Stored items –
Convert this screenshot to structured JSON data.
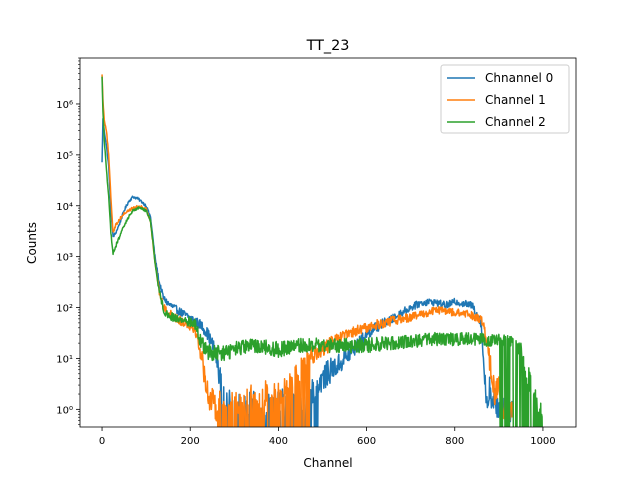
{
  "chart_data": {
    "type": "line",
    "title": "TT_23",
    "xlabel": "Channel",
    "ylabel": "Counts",
    "xlim": [
      -50,
      1075
    ],
    "ylim": [
      0.45,
      8000000
    ],
    "yscale": "log",
    "x_ticks": [
      0,
      200,
      400,
      600,
      800,
      1000
    ],
    "x_tick_labels": [
      "0",
      "200",
      "400",
      "600",
      "800",
      "1000"
    ],
    "y_ticks": [
      1,
      10,
      100,
      1000,
      10000,
      100000,
      1000000
    ],
    "y_tick_labels": [
      "10⁰",
      "10¹",
      "10²",
      "10³",
      "10⁴",
      "10⁵",
      "10⁶"
    ],
    "grid": false,
    "legend_position": "top-right",
    "series": [
      {
        "name": "Chnannel 0",
        "color": "#1f77b4",
        "x": [
          0,
          2,
          5,
          10,
          15,
          20,
          25,
          30,
          40,
          50,
          60,
          70,
          80,
          90,
          100,
          110,
          120,
          130,
          140,
          150,
          170,
          190,
          210,
          225,
          240,
          255,
          262,
          268,
          272,
          280,
          300,
          320,
          340,
          360,
          380,
          400,
          420,
          440,
          460,
          480,
          500,
          520,
          540,
          560,
          580,
          600,
          620,
          640,
          660,
          680,
          700,
          720,
          740,
          760,
          780,
          800,
          820,
          840,
          860,
          865,
          870,
          875,
          880,
          885,
          890,
          900,
          910,
          920,
          930
        ],
        "y": [
          70000,
          500000,
          300000,
          150000,
          60000,
          8000,
          2500,
          2800,
          4500,
          8000,
          12000,
          15000,
          14000,
          12000,
          10000,
          6000,
          1000,
          300,
          150,
          120,
          90,
          70,
          55,
          45,
          30,
          15,
          8,
          4,
          2,
          1.2,
          1.5,
          1.0,
          1.3,
          1.0,
          1.2,
          1.3,
          1.5,
          2.0,
          1.0,
          2.5,
          4,
          6,
          8,
          12,
          18,
          30,
          40,
          50,
          60,
          80,
          100,
          120,
          130,
          125,
          110,
          130,
          120,
          110,
          50,
          10,
          2,
          1.5,
          3,
          1,
          1.5,
          1,
          1.2,
          1,
          1
        ],
        "clip": {
          "x0": 272,
          "x1": 490
        }
      },
      {
        "name": "Channel 1",
        "color": "#ff7f0e",
        "x": [
          0,
          2,
          5,
          10,
          15,
          20,
          25,
          30,
          40,
          50,
          60,
          70,
          80,
          90,
          100,
          110,
          120,
          130,
          140,
          150,
          170,
          190,
          210,
          225,
          240,
          255,
          262,
          268,
          272,
          280,
          300,
          320,
          340,
          360,
          380,
          400,
          420,
          440,
          460,
          480,
          500,
          520,
          540,
          560,
          580,
          600,
          620,
          640,
          660,
          680,
          700,
          720,
          740,
          760,
          780,
          800,
          820,
          840,
          860,
          870,
          880,
          890,
          900,
          910,
          920,
          930
        ],
        "y": [
          4000000,
          1200000,
          500000,
          300000,
          100000,
          15000,
          3000,
          4000,
          5500,
          7000,
          8000,
          9000,
          9500,
          9500,
          8500,
          5000,
          800,
          200,
          100,
          80,
          60,
          50,
          40,
          12,
          2,
          1.2,
          1,
          1.3,
          1.5,
          1.2,
          1.6,
          1.3,
          2,
          1.5,
          2.5,
          2,
          3,
          5,
          8,
          12,
          15,
          20,
          25,
          30,
          35,
          40,
          45,
          50,
          55,
          60,
          65,
          70,
          80,
          90,
          85,
          80,
          75,
          70,
          60,
          30,
          8,
          2,
          3,
          1,
          1,
          1
        ],
        "clip": {
          "x0": 262,
          "x1": 470
        }
      },
      {
        "name": "Channel 2",
        "color": "#2ca02c",
        "x": [
          0,
          2,
          5,
          10,
          15,
          20,
          25,
          30,
          40,
          50,
          60,
          70,
          80,
          90,
          100,
          110,
          120,
          130,
          140,
          150,
          170,
          190,
          210,
          225,
          240,
          260,
          280,
          300,
          350,
          400,
          450,
          500,
          550,
          600,
          650,
          700,
          750,
          800,
          850,
          900,
          930,
          950,
          960,
          970,
          980,
          990,
          1000
        ],
        "y": [
          3500000,
          700000,
          200000,
          50000,
          15000,
          3000,
          1200,
          1500,
          2500,
          4000,
          6000,
          8000,
          9000,
          9000,
          8000,
          5000,
          800,
          200,
          90,
          70,
          60,
          55,
          50,
          20,
          14,
          12,
          13,
          15,
          18,
          15,
          18,
          18,
          18,
          18,
          20,
          22,
          24,
          24,
          24,
          22,
          20,
          15,
          8,
          3,
          1.5,
          1,
          1
        ],
        "clip": {
          "x0": 900,
          "x1": 1000
        }
      }
    ]
  }
}
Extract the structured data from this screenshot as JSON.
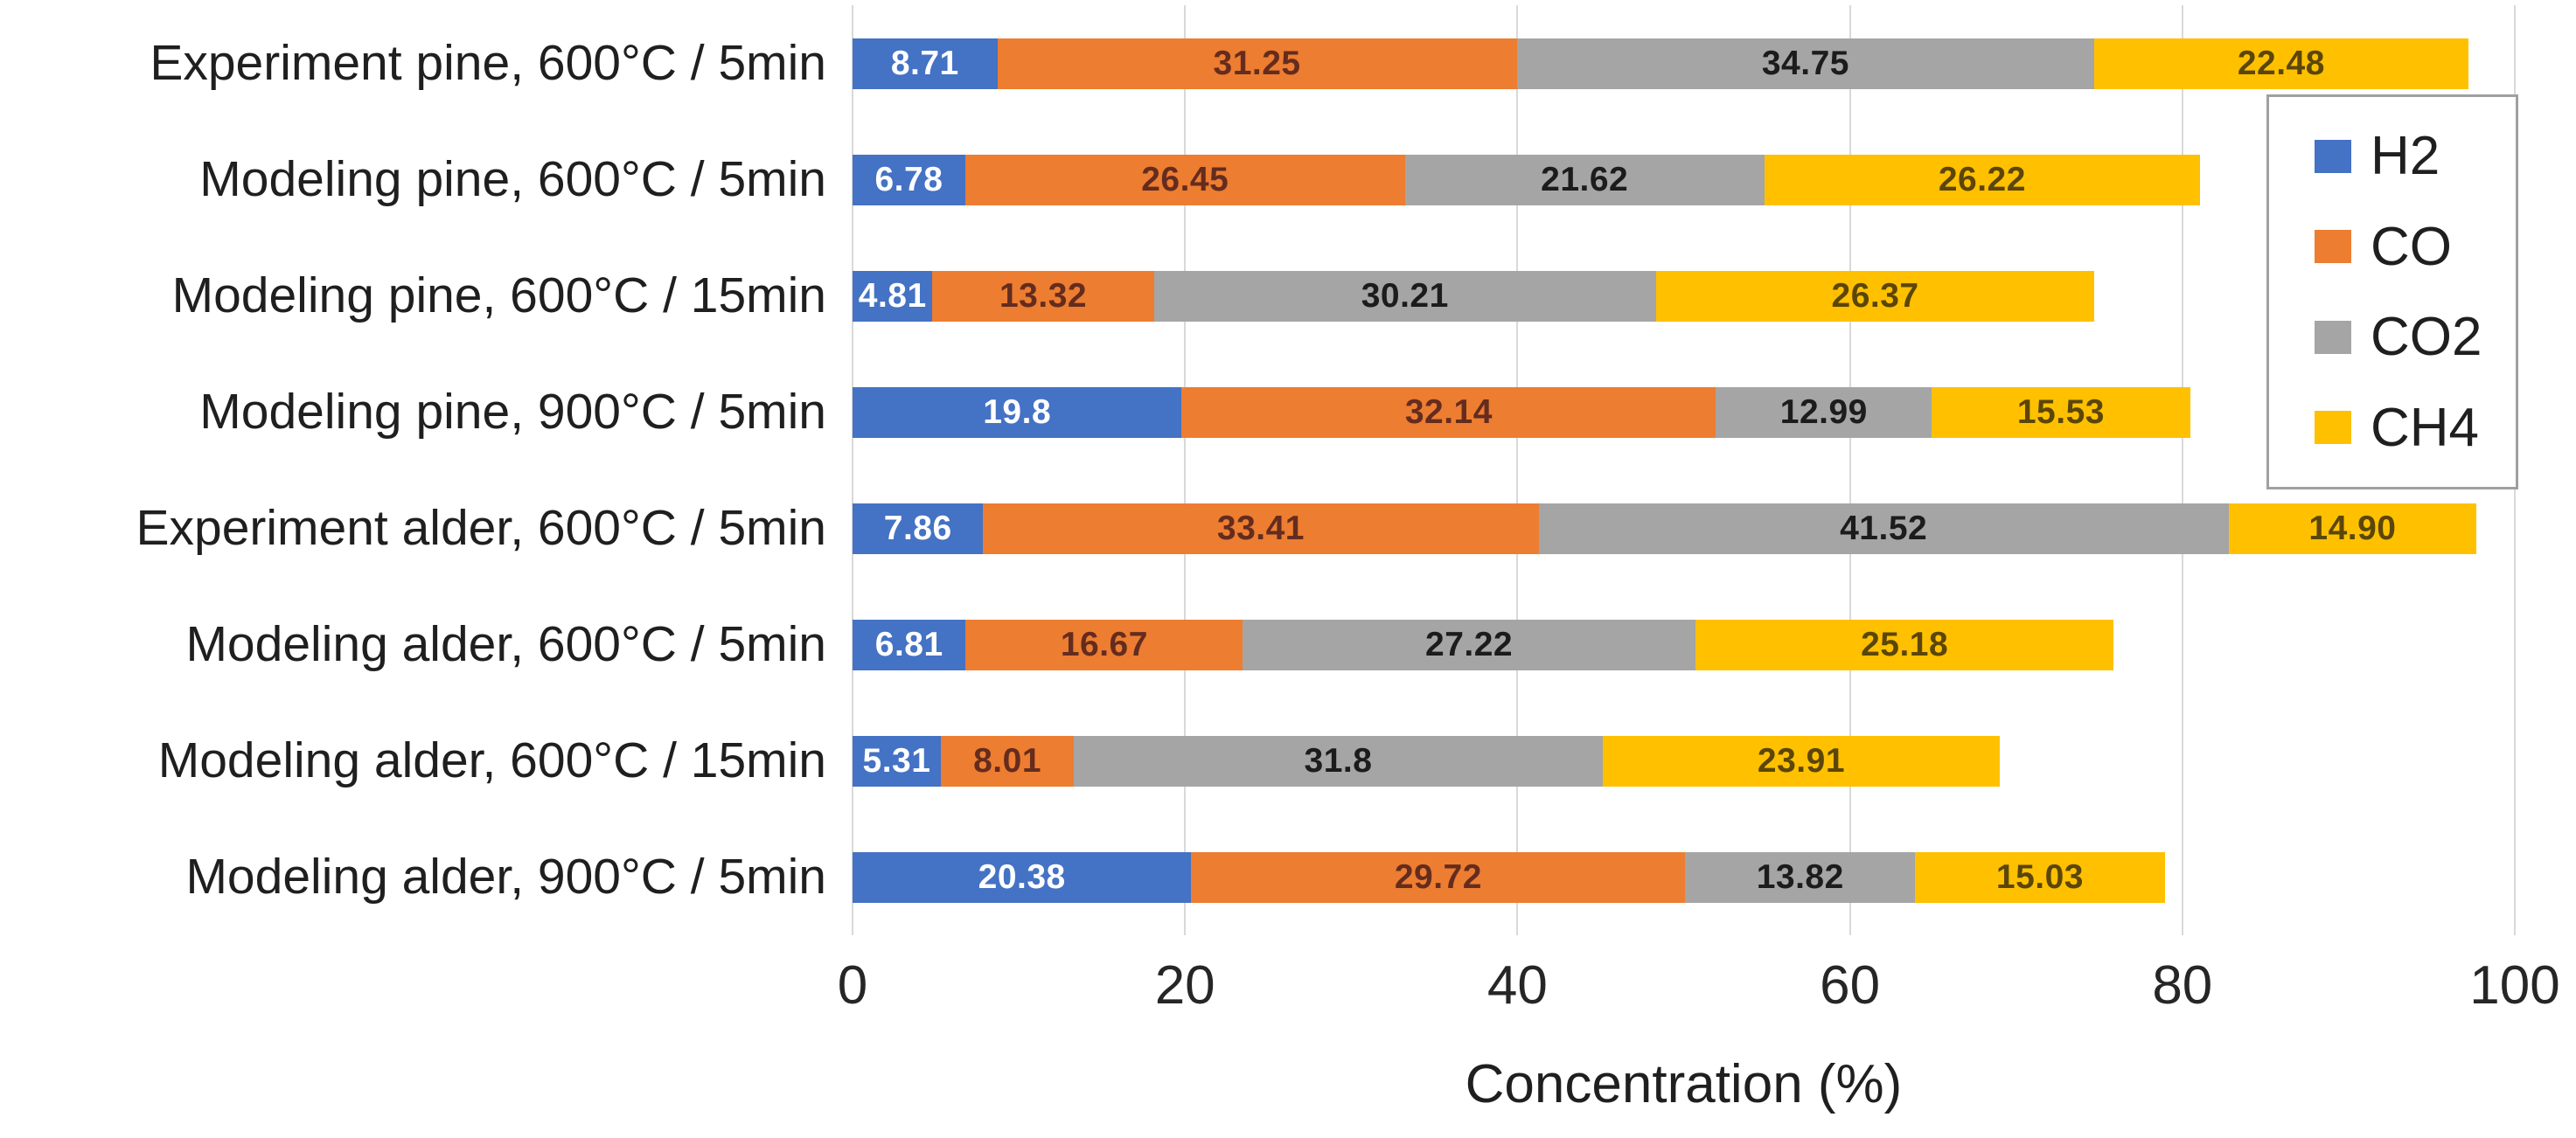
{
  "chart_data": {
    "type": "bar",
    "orientation": "horizontal",
    "stacked": true,
    "title": "",
    "xlabel": "Concentration (%)",
    "ylabel": "",
    "xlim": [
      0,
      100
    ],
    "xticks": [
      0,
      20,
      40,
      60,
      80,
      100
    ],
    "grid": "vertical",
    "legend_position": "top-right",
    "categories": [
      "Experiment pine, 600°C / 5min",
      "Modeling pine, 600°C / 5min",
      "Modeling pine, 600°C / 15min",
      "Modeling pine, 900°C / 5min",
      "Experiment alder, 600°C / 5min",
      "Modeling alder, 600°C / 5min",
      "Modeling alder, 600°C / 15min",
      "Modeling alder, 900°C / 5min"
    ],
    "series": [
      {
        "name": "H2",
        "color": "#4472C4",
        "label_color": "#FFFFFF",
        "values": [
          8.71,
          6.78,
          4.81,
          19.8,
          7.86,
          6.81,
          5.31,
          20.38
        ],
        "labels": [
          "8.71",
          "6.78",
          "4.81",
          "19.8",
          "7.86",
          "6.81",
          "5.31",
          "20.38"
        ]
      },
      {
        "name": "CO",
        "color": "#ED7D31",
        "label_color": "#642C1E",
        "values": [
          31.25,
          26.45,
          13.32,
          32.14,
          33.41,
          16.67,
          8.01,
          29.72
        ],
        "labels": [
          "31.25",
          "26.45",
          "13.32",
          "32.14",
          "33.41",
          "16.67",
          "8.01",
          "29.72"
        ]
      },
      {
        "name": "CO2",
        "color": "#A5A5A5",
        "label_color": "#1C1C1C",
        "values": [
          34.75,
          21.62,
          30.21,
          12.99,
          41.52,
          27.22,
          31.8,
          13.82
        ],
        "labels": [
          "34.75",
          "21.62",
          "30.21",
          "12.99",
          "41.52",
          "27.22",
          "31.8",
          "13.82"
        ]
      },
      {
        "name": "CH4",
        "color": "#FFC000",
        "label_color": "#5B4608",
        "values": [
          22.48,
          26.22,
          26.37,
          15.53,
          14.9,
          25.18,
          23.91,
          15.03
        ],
        "labels": [
          "22.48",
          "26.22",
          "26.37",
          "15.53",
          "14.90",
          "25.18",
          "23.91",
          "15.03"
        ]
      }
    ]
  }
}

JOB – In the material above, show every line where the word "this" turns up.

EXERCISE SOLUTION –
Convert this screenshot to structured JSON data.
Extract the structured data from this screenshot as JSON.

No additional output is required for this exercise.